- [Problem details] Copy every line of the entries that includes the word "from".

################

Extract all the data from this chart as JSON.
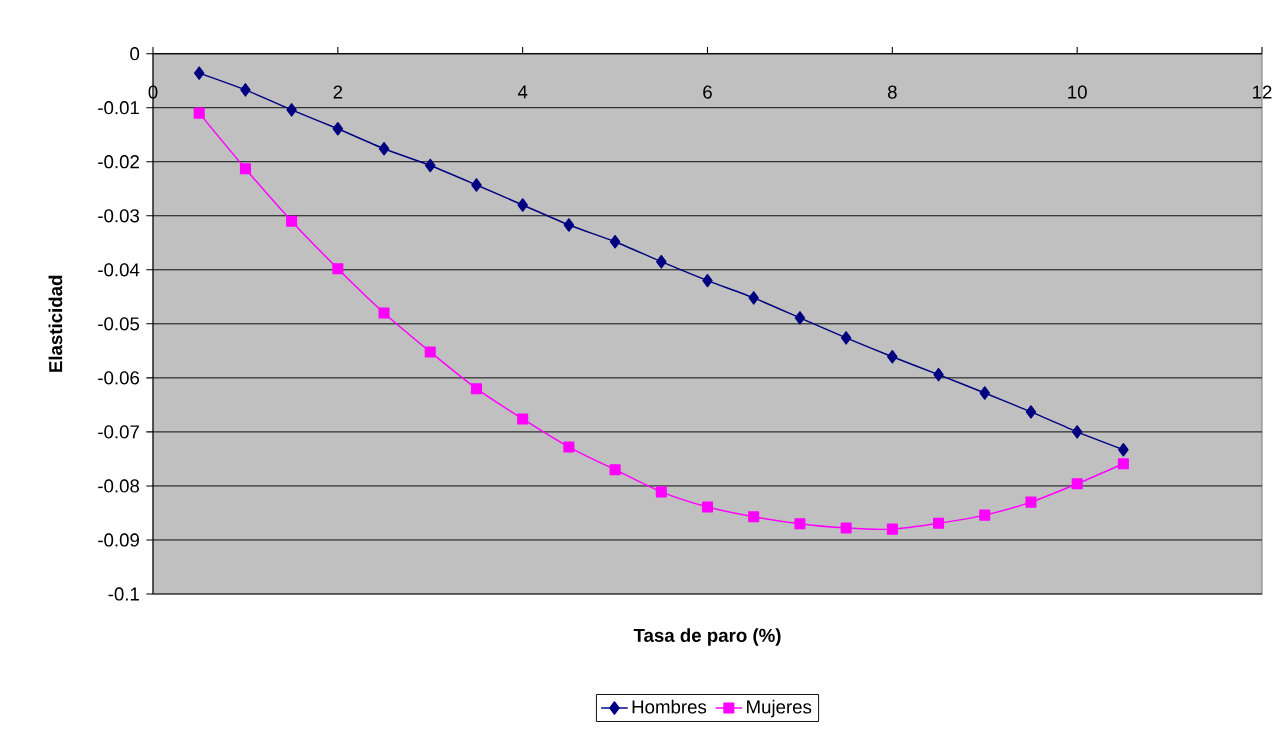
{
  "chart_data": {
    "type": "line",
    "xlabel": "Tasa de paro (%)",
    "ylabel": "Elasticidad",
    "x": [
      0.5,
      1,
      1.5,
      2,
      2.5,
      3,
      3.5,
      4,
      4.5,
      5,
      5.5,
      6,
      6.5,
      7,
      7.5,
      8,
      8.5,
      9,
      9.5,
      10,
      10.5
    ],
    "series": [
      {
        "name": "Hombres",
        "color": "#000080",
        "marker": "diamond",
        "values": [
          -0.0036,
          -0.0067,
          -0.0104,
          -0.0139,
          -0.0176,
          -0.0207,
          -0.0243,
          -0.028,
          -0.0317,
          -0.0348,
          -0.0385,
          -0.042,
          -0.0452,
          -0.0489,
          -0.0526,
          -0.0561,
          -0.0594,
          -0.0628,
          -0.0663,
          -0.07,
          -0.0733
        ]
      },
      {
        "name": "Mujeres",
        "color": "#ff00ff",
        "marker": "square",
        "values": [
          -0.011,
          -0.0213,
          -0.031,
          -0.0398,
          -0.048,
          -0.0552,
          -0.062,
          -0.0676,
          -0.0728,
          -0.077,
          -0.0811,
          -0.0839,
          -0.0857,
          -0.087,
          -0.0878,
          -0.088,
          -0.0869,
          -0.0854,
          -0.083,
          -0.0796,
          -0.0759
        ]
      }
    ],
    "xlim": [
      0,
      12
    ],
    "ylim": [
      -0.1,
      0
    ],
    "xticks": [
      0,
      2,
      4,
      6,
      8,
      10,
      12
    ],
    "yticks": [
      0,
      -0.01,
      -0.02,
      -0.03,
      -0.04,
      -0.05,
      -0.06,
      -0.07,
      -0.08,
      -0.09,
      -0.1
    ],
    "grid": "y",
    "legend": "bottom"
  }
}
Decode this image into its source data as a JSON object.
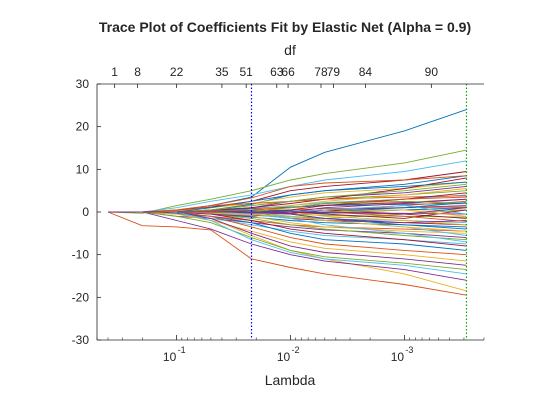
{
  "chart_data": {
    "type": "line",
    "title": "Trace Plot of Coefficients Fit by Elastic Net (Alpha = 0.9)",
    "xlabel": "Lambda",
    "top_axis_label": "df",
    "x_scale": "log",
    "x_direction": "reversed",
    "xlim": [
      0.5,
      0.0002
    ],
    "ylim": [
      -30,
      30
    ],
    "y_ticks": [
      "-30",
      "-20",
      "-10",
      "0",
      "10",
      "20",
      "30"
    ],
    "x_ticks": [
      {
        "label": "10^-1",
        "base": "10",
        "exp": "-1",
        "value": 0.1
      },
      {
        "label": "10^-2",
        "base": "10",
        "exp": "-2",
        "value": 0.01
      },
      {
        "label": "10^-3",
        "base": "10",
        "exp": "-3",
        "value": 0.001
      }
    ],
    "df_ticks": [
      {
        "label": "1",
        "lambda": 0.35
      },
      {
        "label": "8",
        "lambda": 0.22
      },
      {
        "label": "22",
        "lambda": 0.1
      },
      {
        "label": "35",
        "lambda": 0.04
      },
      {
        "label": "51",
        "lambda": 0.0245
      },
      {
        "label": "63",
        "lambda": 0.0132
      },
      {
        "label": "66",
        "lambda": 0.0105
      },
      {
        "label": "78",
        "lambda": 0.0054
      },
      {
        "label": "79",
        "lambda": 0.0042
      },
      {
        "label": "84",
        "lambda": 0.0022
      },
      {
        "label": "90",
        "lambda": 0.00058
      }
    ],
    "vlines": [
      {
        "lambda": 0.022,
        "color": "#0000ff",
        "style": "dotted"
      },
      {
        "lambda": 0.000285,
        "color": "#00aa00",
        "style": "dotted"
      }
    ],
    "series_colors": [
      "#0072bd",
      "#d95319",
      "#edb120",
      "#7e2f8e",
      "#77ac30",
      "#4dbeee",
      "#a2142f"
    ],
    "lambda_grid": [
      0.4,
      0.2,
      0.1,
      0.05,
      0.022,
      0.01,
      0.005,
      0.001,
      0.000285
    ],
    "series": [
      {
        "values": [
          0,
          0,
          0.4,
          1.5,
          3.5,
          10.5,
          14,
          19,
          24
        ]
      },
      {
        "values": [
          0,
          -3.2,
          -3.5,
          -4.2,
          -11,
          -13,
          -14.5,
          -17,
          -19.5
        ]
      },
      {
        "values": [
          0,
          0,
          -0.5,
          -1.5,
          -5.5,
          -9,
          -11,
          -14.5,
          -18.5
        ]
      },
      {
        "values": [
          0,
          0,
          -2,
          -4,
          -7.5,
          -10,
          -11.5,
          -13.5,
          -16
        ]
      },
      {
        "values": [
          0,
          -0.3,
          1.5,
          3,
          5,
          7.5,
          9,
          11.5,
          14.5
        ]
      },
      {
        "values": [
          0,
          0,
          1,
          2.5,
          4,
          6,
          7.5,
          9.5,
          12
        ]
      },
      {
        "values": [
          0,
          0,
          0.3,
          1.2,
          2.5,
          5,
          6,
          7.5,
          9.5
        ]
      },
      {
        "values": [
          0,
          0,
          0,
          0.5,
          1.8,
          4,
          5,
          6.5,
          8.5
        ]
      },
      {
        "values": [
          0,
          0,
          0.5,
          1.5,
          3.3,
          6,
          6.8,
          7.5,
          8.5
        ]
      },
      {
        "values": [
          0,
          0,
          0.2,
          1,
          2,
          3.5,
          4.5,
          5.5,
          7
        ]
      },
      {
        "values": [
          0,
          0,
          0,
          0.2,
          1,
          2.5,
          3.5,
          4.5,
          6
        ]
      },
      {
        "values": [
          0,
          0,
          0,
          0.5,
          1.5,
          2.5,
          3,
          4,
          5
        ]
      },
      {
        "values": [
          0,
          0,
          0,
          0.2,
          0.8,
          1.5,
          2.2,
          3,
          4
        ]
      },
      {
        "values": [
          0,
          0,
          0,
          0,
          0.5,
          1,
          1.6,
          2.2,
          3
        ]
      },
      {
        "values": [
          0,
          0,
          0,
          0.3,
          0.8,
          1.2,
          1.5,
          1.8,
          2
        ]
      },
      {
        "values": [
          0,
          0,
          0,
          0,
          0.3,
          0.5,
          0.8,
          1,
          1.2
        ]
      },
      {
        "values": [
          0,
          0,
          0,
          0,
          0,
          0.2,
          0.4,
          0.5,
          0.5
        ]
      },
      {
        "values": [
          0,
          0,
          0,
          0,
          0,
          0,
          -0.2,
          -0.3,
          -0.5
        ]
      },
      {
        "values": [
          0,
          0,
          0,
          0,
          -0.3,
          -0.5,
          -0.8,
          -1,
          -1.2
        ]
      },
      {
        "values": [
          0,
          0,
          0,
          -0.3,
          -0.8,
          -1.2,
          -1.6,
          -2,
          -2.5
        ]
      },
      {
        "values": [
          0,
          0,
          0,
          0,
          -0.5,
          -1.5,
          -2,
          -2.5,
          -3
        ]
      },
      {
        "values": [
          0,
          0,
          0,
          -0.5,
          -1.2,
          -2,
          -2.5,
          -3,
          -3.5
        ]
      },
      {
        "values": [
          0,
          0,
          -0.5,
          -1,
          -2,
          -3,
          -3.5,
          -4,
          -4.5
        ]
      },
      {
        "values": [
          0,
          0,
          0,
          -0.3,
          -1,
          -2.5,
          -3.5,
          -4.5,
          -5
        ]
      },
      {
        "values": [
          0,
          0,
          -1,
          -1.5,
          -2.5,
          -3.5,
          -4.2,
          -5,
          -6
        ]
      },
      {
        "values": [
          0,
          0,
          0,
          -0.5,
          -1.5,
          -3,
          -4,
          -5.5,
          -6.5
        ]
      },
      {
        "values": [
          0,
          0,
          -0.5,
          -1.5,
          -3,
          -4.5,
          -5.5,
          -6.5,
          -7.5
        ]
      },
      {
        "values": [
          0,
          0,
          0,
          -0.5,
          -2,
          -4,
          -5,
          -6.5,
          -8
        ]
      },
      {
        "values": [
          0,
          0,
          -0.3,
          -1,
          -2.5,
          -5,
          -6.5,
          -7.5,
          -9
        ]
      },
      {
        "values": [
          0,
          0,
          0,
          -1,
          -3.5,
          -6,
          -7.5,
          -9,
          -10
        ]
      },
      {
        "values": [
          0,
          0,
          -0.5,
          -2,
          -4.5,
          -7,
          -8.5,
          -10,
          -11.5
        ]
      },
      {
        "values": [
          0,
          0,
          0,
          -1.5,
          -5,
          -8,
          -9.5,
          -11,
          -12.5
        ]
      },
      {
        "values": [
          0,
          0,
          -1,
          -2.5,
          -6,
          -9,
          -10.5,
          -12,
          -13.5
        ]
      },
      {
        "values": [
          0,
          0,
          0,
          -2,
          -6.5,
          -9.5,
          -11,
          -12.5,
          -14.5
        ]
      },
      {
        "values": [
          0,
          0,
          0,
          0.5,
          1,
          2,
          3,
          5.5,
          8
        ]
      },
      {
        "values": [
          0,
          0,
          0,
          1,
          2.5,
          4,
          5,
          6,
          7
        ]
      },
      {
        "values": [
          0,
          0,
          0.5,
          1.5,
          2,
          2.5,
          3,
          3.5,
          3.8
        ]
      },
      {
        "values": [
          0,
          0,
          0,
          0,
          0.5,
          1.5,
          2.5,
          4,
          5.5
        ]
      },
      {
        "values": [
          0,
          0,
          0,
          -0.5,
          -1,
          0,
          1,
          2,
          3
        ]
      },
      {
        "values": [
          0,
          0,
          0,
          0,
          -0.5,
          -1,
          -1.5,
          -0.5,
          0.5
        ]
      },
      {
        "values": [
          0,
          0,
          0,
          0,
          0,
          -1,
          -2,
          -3.5,
          -5.5
        ]
      },
      {
        "values": [
          0,
          0,
          0,
          0,
          0,
          0.5,
          1.5,
          3,
          4.5
        ]
      },
      {
        "values": [
          0,
          0,
          0,
          0,
          0.3,
          -0.5,
          -1.5,
          -3,
          -4
        ]
      },
      {
        "values": [
          0,
          0,
          0,
          0,
          0,
          -0.5,
          0.5,
          1.5,
          2.5
        ]
      },
      {
        "values": [
          0,
          0,
          0,
          0,
          0,
          0,
          -1,
          -2,
          -3
        ]
      },
      {
        "values": [
          0,
          0,
          0,
          0,
          -0.2,
          -0.3,
          0.5,
          1,
          1.5
        ]
      },
      {
        "values": [
          0,
          0,
          0,
          0.5,
          1.5,
          2.5,
          3.5,
          5,
          6.5
        ]
      },
      {
        "values": [
          0,
          0,
          0,
          0,
          -0.5,
          -1.5,
          -3,
          -5,
          -7
        ]
      },
      {
        "values": [
          0,
          0,
          0,
          0,
          0,
          0,
          0.5,
          -0.5,
          -1.5
        ]
      },
      {
        "values": [
          0,
          0,
          0,
          0,
          0,
          0.3,
          -0.3,
          0.5,
          1
        ]
      },
      {
        "values": [
          0,
          0,
          0,
          0.2,
          0.5,
          1,
          2,
          3,
          3.5
        ]
      },
      {
        "values": [
          0,
          0,
          0,
          -0.2,
          -0.6,
          -1,
          -2,
          -3.5,
          -4.5
        ]
      },
      {
        "values": [
          0,
          0,
          0,
          0,
          0,
          -0.5,
          -1.5,
          -2.5,
          -2
        ]
      },
      {
        "values": [
          0,
          0,
          0,
          0,
          0,
          1,
          2,
          2.5,
          2
        ]
      },
      {
        "values": [
          0,
          0,
          0,
          0,
          0,
          0,
          0.5,
          1.5,
          -0.5
        ]
      },
      {
        "values": [
          0,
          0,
          0,
          0,
          0,
          0,
          -0.5,
          -1.5,
          0.5
        ]
      },
      {
        "values": [
          0,
          0,
          0,
          0,
          0,
          0,
          0,
          1,
          2.2
        ]
      },
      {
        "values": [
          0,
          0,
          0,
          0,
          0,
          0,
          0,
          -1,
          -2.2
        ]
      },
      {
        "values": [
          0,
          0,
          0,
          0,
          0,
          0,
          0,
          0.5,
          -1
        ]
      },
      {
        "values": [
          0,
          0,
          0,
          0,
          0,
          0,
          0,
          -0.5,
          1
        ]
      }
    ]
  }
}
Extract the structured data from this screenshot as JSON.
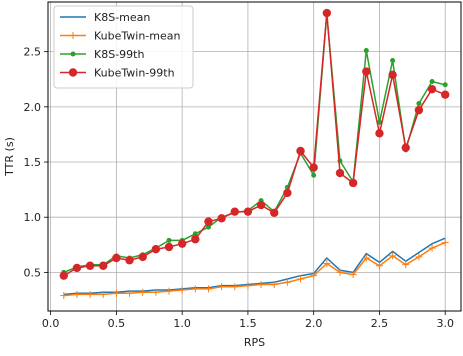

################

- [Task answer]
Extract all the data from this chart as JSON.
Extract the structured data from this screenshot as JSON.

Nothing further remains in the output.